Reynolds, whose Legg Mason emerging markets fund had 3.9% invested in Brazil, said: “The last thing Brazil needs is an economic slowdown combined with weakness in oil markets. Brazil already has a fiscal deficit even when oil was at US$60 per barrel. It is reliant on oil for taxation so I expect the fiscal deficit will balloon to 10% of GDP.
“Petrobras also hold a lot of debt unlike the Saudi or Russian companies so they could do without this. Petrobras has been the emerging market company to avoid in funds lately.”
Nick Price, manager of the Fidelity Emerging Markets fund which holds 4.5% in Brazil, said: “The Brazilian market sold off sharply on the back of the twin shock of the pandemic and lower pricing environment for commodities.
“No exposure to Petrobras boosted returns, as oil prices slumped on the back of the OPEC+ breakdown and lower demand.”
It was not just the oil price either that was troubling the country, Brazil has been dealing with its own domestic problems under President Jair Bolsonaro who is trying to implement reforms. These include reforming the pension system, privatising state-controlled companies, reducing bureaucracy, simplifying the tax system and restructuring public sector wages.
It is also one of the worst-faring nations in terms of COVID-19 cases with more than 363,000 cases and 22,000 deaths, the third-highest in the world and two health ministers quit within a month after clashing with the president.
This highlighted the challenges of investing in emerging markets as the countries can often be more politically turbulent than developed markets, have volatile currencies and less equipped to cope in a crisis such as COVID-19. There is also less transparency meaning it can be hard to get a hold on accurate figures regarding their finances.
Chopra said: “Brazil’s main challenges centre around the federal Government’s response to the pandemic as well as renewed political uncertainty following the resignation of Sergio Moro, the former justice minister and speculation that the current economy minister Paulo Guedes may do the same.
“Though 2019’s approval of pension reform was encouraging for the potential savings, debt-to-GDP trajectory and economic growth prospects for the country, the immediate priorities are emergency spending measures and unconventional monetary policies to support the Brazilian economy during the pandemic.”
The Ironbark Copper Rock Emerging Market Opportunities fund, which has 11.7% allocated to Latin and South America, said six of its worst 10 detractors from performance during March were Brazilian companies.
“Brazil had been performing strongly on the back of the Government pushing forward much-needed reforms. However, recent actions by Congress unwound some of that progress. Those steps backward, combined with the risks related to COVID-19, have significantly impacted the currency and equity markets,” it said in its most recent factsheet.
Way said: “The departure of the health minister has shaken investor confidence in Brazil, they need politicians to be doing a good job right now. Brazil was slow to go into lockdown and has handled it worse than other emerging markets so is one of the least attractive emerging market countries at the moment.
“We have some exposure to Brazil but are defensively positioned and have limited exposure to those companies which are exposed to the domestic economy.”
However, there was a silver lining as PGIM Latin American economist Francisco Campos-Ortiz, thought the dual shocks might prompt Brazil to address its economic problems.
“The outlook for Brazil looks challenging on both the political and economic side, they will have a deep recession.
“The debt to GDP ratio is 90% which is high for an emerging market and that has consequences for its monetary policy so we expect to see rate cuts to their lower bound.

—————

### INSTRUCTIONS TO FOLLOW
From the passage on investing in Brazil, set down word for word the stretch from "Nick Price, manager" through "environment for commodities.".

—————

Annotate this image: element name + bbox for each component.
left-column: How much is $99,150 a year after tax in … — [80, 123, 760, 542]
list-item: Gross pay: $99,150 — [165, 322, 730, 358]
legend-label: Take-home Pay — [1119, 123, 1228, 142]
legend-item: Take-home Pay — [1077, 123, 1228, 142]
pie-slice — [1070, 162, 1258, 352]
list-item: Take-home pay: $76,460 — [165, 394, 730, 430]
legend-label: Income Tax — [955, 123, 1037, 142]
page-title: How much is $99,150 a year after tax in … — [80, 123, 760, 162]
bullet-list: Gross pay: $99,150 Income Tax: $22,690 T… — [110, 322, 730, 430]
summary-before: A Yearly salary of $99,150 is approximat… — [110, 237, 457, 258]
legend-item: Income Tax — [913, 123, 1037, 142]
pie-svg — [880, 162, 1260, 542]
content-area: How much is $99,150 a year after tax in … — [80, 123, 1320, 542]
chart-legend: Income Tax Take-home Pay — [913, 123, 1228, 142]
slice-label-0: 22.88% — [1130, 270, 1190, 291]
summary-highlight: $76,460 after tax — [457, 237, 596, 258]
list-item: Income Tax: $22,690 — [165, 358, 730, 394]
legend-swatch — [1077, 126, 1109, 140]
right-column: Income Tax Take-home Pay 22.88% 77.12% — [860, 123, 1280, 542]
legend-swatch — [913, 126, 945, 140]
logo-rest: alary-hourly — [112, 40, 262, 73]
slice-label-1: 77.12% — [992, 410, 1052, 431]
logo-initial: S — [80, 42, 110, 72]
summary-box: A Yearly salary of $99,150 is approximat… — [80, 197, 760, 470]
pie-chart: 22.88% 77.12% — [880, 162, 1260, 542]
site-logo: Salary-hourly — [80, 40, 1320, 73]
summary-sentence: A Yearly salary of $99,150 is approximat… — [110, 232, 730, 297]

—————

### YOUR SOLUTION
Nick Price, manager of the Fidelity Emerging Markets fund which holds 4.5% in Brazil, said: “The Brazilian market sold off sharply on the back of the twin shock of the pandemic and lower pricing environment for commodities.